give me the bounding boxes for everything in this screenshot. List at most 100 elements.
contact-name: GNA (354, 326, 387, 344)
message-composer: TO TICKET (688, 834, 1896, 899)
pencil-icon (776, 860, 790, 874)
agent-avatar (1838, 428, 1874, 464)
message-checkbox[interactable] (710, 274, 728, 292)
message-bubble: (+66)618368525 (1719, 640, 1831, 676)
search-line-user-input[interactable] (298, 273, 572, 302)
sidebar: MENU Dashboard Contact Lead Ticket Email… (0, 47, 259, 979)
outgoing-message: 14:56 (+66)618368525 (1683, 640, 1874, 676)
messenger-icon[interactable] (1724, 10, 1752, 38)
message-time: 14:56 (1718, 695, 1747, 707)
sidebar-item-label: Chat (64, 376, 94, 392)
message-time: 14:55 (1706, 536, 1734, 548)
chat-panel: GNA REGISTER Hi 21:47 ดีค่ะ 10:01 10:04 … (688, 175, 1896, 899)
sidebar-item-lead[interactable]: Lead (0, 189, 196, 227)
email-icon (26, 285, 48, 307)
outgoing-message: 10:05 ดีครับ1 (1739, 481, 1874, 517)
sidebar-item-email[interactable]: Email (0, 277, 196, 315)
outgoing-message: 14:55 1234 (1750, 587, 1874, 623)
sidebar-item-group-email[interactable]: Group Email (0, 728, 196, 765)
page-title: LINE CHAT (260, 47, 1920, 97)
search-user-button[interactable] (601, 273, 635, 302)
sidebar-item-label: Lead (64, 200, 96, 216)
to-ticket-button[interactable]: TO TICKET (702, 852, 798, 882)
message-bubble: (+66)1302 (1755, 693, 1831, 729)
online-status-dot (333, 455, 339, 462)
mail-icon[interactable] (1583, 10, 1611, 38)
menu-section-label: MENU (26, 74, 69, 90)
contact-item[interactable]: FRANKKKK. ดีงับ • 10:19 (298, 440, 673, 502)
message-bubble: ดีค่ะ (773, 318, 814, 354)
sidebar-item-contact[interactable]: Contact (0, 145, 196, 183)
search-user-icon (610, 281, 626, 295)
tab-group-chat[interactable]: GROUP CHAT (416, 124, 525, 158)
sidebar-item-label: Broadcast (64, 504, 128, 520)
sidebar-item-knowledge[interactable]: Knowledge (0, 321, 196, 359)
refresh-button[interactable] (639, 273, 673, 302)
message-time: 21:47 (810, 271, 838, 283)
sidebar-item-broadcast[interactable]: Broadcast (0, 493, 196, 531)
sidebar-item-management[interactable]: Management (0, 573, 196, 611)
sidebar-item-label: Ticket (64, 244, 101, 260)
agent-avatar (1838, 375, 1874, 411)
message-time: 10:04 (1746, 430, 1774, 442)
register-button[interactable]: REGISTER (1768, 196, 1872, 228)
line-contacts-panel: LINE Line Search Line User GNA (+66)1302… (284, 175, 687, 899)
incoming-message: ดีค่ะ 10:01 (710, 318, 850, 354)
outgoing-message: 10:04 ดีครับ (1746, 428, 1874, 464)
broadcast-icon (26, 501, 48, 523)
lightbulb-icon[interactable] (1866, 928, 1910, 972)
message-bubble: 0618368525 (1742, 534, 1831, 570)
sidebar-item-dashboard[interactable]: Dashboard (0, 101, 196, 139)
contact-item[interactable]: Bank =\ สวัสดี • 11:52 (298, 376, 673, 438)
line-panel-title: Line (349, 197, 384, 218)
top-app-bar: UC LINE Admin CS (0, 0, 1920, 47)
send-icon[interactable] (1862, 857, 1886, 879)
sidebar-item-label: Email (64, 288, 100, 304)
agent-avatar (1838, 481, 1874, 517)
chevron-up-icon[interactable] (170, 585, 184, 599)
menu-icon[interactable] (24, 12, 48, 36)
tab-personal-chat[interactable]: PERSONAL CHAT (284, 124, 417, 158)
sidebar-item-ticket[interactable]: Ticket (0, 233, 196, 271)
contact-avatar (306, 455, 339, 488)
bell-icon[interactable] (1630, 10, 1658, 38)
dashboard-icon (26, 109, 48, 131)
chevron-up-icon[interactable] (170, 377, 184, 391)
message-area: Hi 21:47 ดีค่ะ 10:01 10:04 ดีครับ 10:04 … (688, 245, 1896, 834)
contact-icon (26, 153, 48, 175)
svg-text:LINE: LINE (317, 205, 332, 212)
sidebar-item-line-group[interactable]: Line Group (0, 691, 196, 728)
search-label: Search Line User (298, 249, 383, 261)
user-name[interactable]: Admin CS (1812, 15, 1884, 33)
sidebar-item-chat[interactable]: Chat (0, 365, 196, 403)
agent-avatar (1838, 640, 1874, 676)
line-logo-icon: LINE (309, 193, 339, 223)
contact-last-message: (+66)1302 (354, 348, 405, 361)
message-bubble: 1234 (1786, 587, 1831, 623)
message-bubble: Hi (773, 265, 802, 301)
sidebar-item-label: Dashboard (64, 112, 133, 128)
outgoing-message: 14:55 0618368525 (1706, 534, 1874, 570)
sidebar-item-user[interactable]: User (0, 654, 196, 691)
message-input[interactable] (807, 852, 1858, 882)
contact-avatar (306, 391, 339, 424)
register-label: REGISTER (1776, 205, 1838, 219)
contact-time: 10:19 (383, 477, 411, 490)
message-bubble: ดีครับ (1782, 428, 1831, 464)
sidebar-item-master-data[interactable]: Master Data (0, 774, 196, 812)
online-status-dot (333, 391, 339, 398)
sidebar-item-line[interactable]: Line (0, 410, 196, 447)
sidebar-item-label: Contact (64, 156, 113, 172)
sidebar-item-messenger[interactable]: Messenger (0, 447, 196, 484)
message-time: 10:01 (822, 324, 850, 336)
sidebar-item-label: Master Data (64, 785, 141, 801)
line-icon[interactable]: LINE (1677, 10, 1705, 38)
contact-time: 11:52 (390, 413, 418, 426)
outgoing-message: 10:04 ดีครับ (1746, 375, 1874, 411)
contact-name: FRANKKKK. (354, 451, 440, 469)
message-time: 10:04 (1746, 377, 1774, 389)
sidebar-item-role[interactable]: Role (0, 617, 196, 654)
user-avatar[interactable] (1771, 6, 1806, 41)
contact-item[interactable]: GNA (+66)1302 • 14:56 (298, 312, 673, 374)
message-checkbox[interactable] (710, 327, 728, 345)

════

§ AIM OF THE TASK:
Reproduce the listing with every occurrence of "message-bubble" renamed to "chat-bubble", keeping everything else the same.

§ EXPECTED ANSWER:
give me the bounding boxes for everything in this screenshot. List at most 100 elements.
contact-name: GNA (354, 326, 387, 344)
message-composer: TO TICKET (688, 834, 1896, 899)
pencil-icon (776, 860, 790, 874)
agent-avatar (1838, 428, 1874, 464)
message-checkbox[interactable] (710, 274, 728, 292)
chat-bubble: (+66)618368525 (1719, 640, 1831, 676)
search-line-user-input[interactable] (298, 273, 572, 302)
sidebar: MENU Dashboard Contact Lead Ticket Email… (0, 47, 259, 979)
outgoing-message: 14:56 (+66)618368525 (1683, 640, 1874, 676)
messenger-icon[interactable] (1724, 10, 1752, 38)
message-time: 14:56 (1718, 695, 1747, 707)
sidebar-item-label: Chat (64, 376, 94, 392)
message-time: 14:55 (1706, 536, 1734, 548)
chat-panel: GNA REGISTER Hi 21:47 ดีค่ะ 10:01 10:04 … (688, 175, 1896, 899)
sidebar-item-lead[interactable]: Lead (0, 189, 196, 227)
email-icon (26, 285, 48, 307)
outgoing-message: 10:05 ดีครับ1 (1739, 481, 1874, 517)
sidebar-item-email[interactable]: Email (0, 277, 196, 315)
outgoing-message: 14:55 1234 (1750, 587, 1874, 623)
sidebar-item-group-email[interactable]: Group Email (0, 728, 196, 765)
page-title: LINE CHAT (260, 47, 1920, 97)
search-user-button[interactable] (601, 273, 635, 302)
sidebar-item-label: Lead (64, 200, 96, 216)
to-ticket-button[interactable]: TO TICKET (702, 852, 798, 882)
chat-bubble: (+66)1302 (1755, 693, 1831, 729)
online-status-dot (333, 455, 339, 462)
mail-icon[interactable] (1583, 10, 1611, 38)
menu-section-label: MENU (26, 74, 69, 90)
contact-item[interactable]: FRANKKKK. ดีงับ • 10:19 (298, 440, 673, 502)
chat-bubble: ดีค่ะ (773, 318, 814, 354)
sidebar-item-contact[interactable]: Contact (0, 145, 196, 183)
search-user-icon (610, 281, 626, 295)
tab-group-chat[interactable]: GROUP CHAT (416, 124, 525, 158)
sidebar-item-label: Broadcast (64, 504, 128, 520)
sidebar-item-knowledge[interactable]: Knowledge (0, 321, 196, 359)
refresh-button[interactable] (639, 273, 673, 302)
message-time: 21:47 (810, 271, 838, 283)
sidebar-item-broadcast[interactable]: Broadcast (0, 493, 196, 531)
sidebar-item-management[interactable]: Management (0, 573, 196, 611)
sidebar-item-label: Ticket (64, 244, 101, 260)
agent-avatar (1838, 375, 1874, 411)
message-time: 10:04 (1746, 430, 1774, 442)
register-button[interactable]: REGISTER (1768, 196, 1872, 228)
line-contacts-panel: LINE Line Search Line User GNA (+66)1302… (284, 175, 687, 899)
incoming-message: ดีค่ะ 10:01 (710, 318, 850, 354)
outgoing-message: 10:04 ดีครับ (1746, 428, 1874, 464)
broadcast-icon (26, 501, 48, 523)
lightbulb-icon[interactable] (1866, 928, 1910, 972)
chat-bubble: 0618368525 (1742, 534, 1831, 570)
sidebar-item-dashboard[interactable]: Dashboard (0, 101, 196, 139)
contact-item[interactable]: Bank =\ สวัสดี • 11:52 (298, 376, 673, 438)
line-panel-title: Line (349, 197, 384, 218)
top-app-bar: UC LINE Admin CS (0, 0, 1920, 47)
send-icon[interactable] (1862, 857, 1886, 879)
sidebar-item-label: Email (64, 288, 100, 304)
agent-avatar (1838, 481, 1874, 517)
chevron-up-icon[interactable] (170, 585, 184, 599)
menu-icon[interactable] (24, 12, 48, 36)
tab-personal-chat[interactable]: PERSONAL CHAT (284, 124, 417, 158)
sidebar-item-ticket[interactable]: Ticket (0, 233, 196, 271)
contact-avatar (306, 455, 339, 488)
bell-icon[interactable] (1630, 10, 1658, 38)
dashboard-icon (26, 109, 48, 131)
chevron-up-icon[interactable] (170, 377, 184, 391)
message-area: Hi 21:47 ดีค่ะ 10:01 10:04 ดีครับ 10:04 … (688, 245, 1896, 834)
contact-icon (26, 153, 48, 175)
svg-text:LINE: LINE (317, 205, 332, 212)
sidebar-item-line-group[interactable]: Line Group (0, 691, 196, 728)
search-label: Search Line User (298, 249, 383, 261)
user-name[interactable]: Admin CS (1812, 15, 1884, 33)
sidebar-item-chat[interactable]: Chat (0, 365, 196, 403)
agent-avatar (1838, 640, 1874, 676)
line-logo-icon: LINE (309, 193, 339, 223)
contact-last-message: (+66)1302 (354, 348, 405, 361)
chat-bubble: 1234 (1786, 587, 1831, 623)
chat-bubble: Hi (773, 265, 802, 301)
sidebar-item-label: Dashboard (64, 112, 133, 128)
outgoing-message: 14:55 0618368525 (1706, 534, 1874, 570)
sidebar-item-user[interactable]: User (0, 654, 196, 691)
message-input[interactable] (807, 852, 1858, 882)
contact-avatar (306, 391, 339, 424)
register-label: REGISTER (1776, 205, 1838, 219)
contact-time: 10:19 (383, 477, 411, 490)
chat-bubble: ดีครับ (1782, 428, 1831, 464)
sidebar-item-master-data[interactable]: Master Data (0, 774, 196, 812)
online-status-dot (333, 391, 339, 398)
sidebar-item-line[interactable]: Line (0, 410, 196, 447)
sidebar-item-label: Contact (64, 156, 113, 172)
sidebar-item-messenger[interactable]: Messenger (0, 447, 196, 484)
message-time: 10:01 (822, 324, 850, 336)
sidebar-item-label: Master Data (64, 785, 141, 801)
line-icon[interactable]: LINE (1677, 10, 1705, 38)
contact-time: 11:52 (390, 413, 418, 426)
outgoing-message: 10:04 ดีครับ (1746, 375, 1874, 411)
contact-name: FRANKKKK. (354, 451, 440, 469)
message-time: 10:04 (1746, 377, 1774, 389)
sidebar-item-role[interactable]: Role (0, 617, 196, 654)
user-avatar[interactable] (1771, 6, 1806, 41)
contact-item[interactable]: GNA (+66)1302 • 14:56 (298, 312, 673, 374)
message-checkbox[interactable] (710, 327, 728, 345)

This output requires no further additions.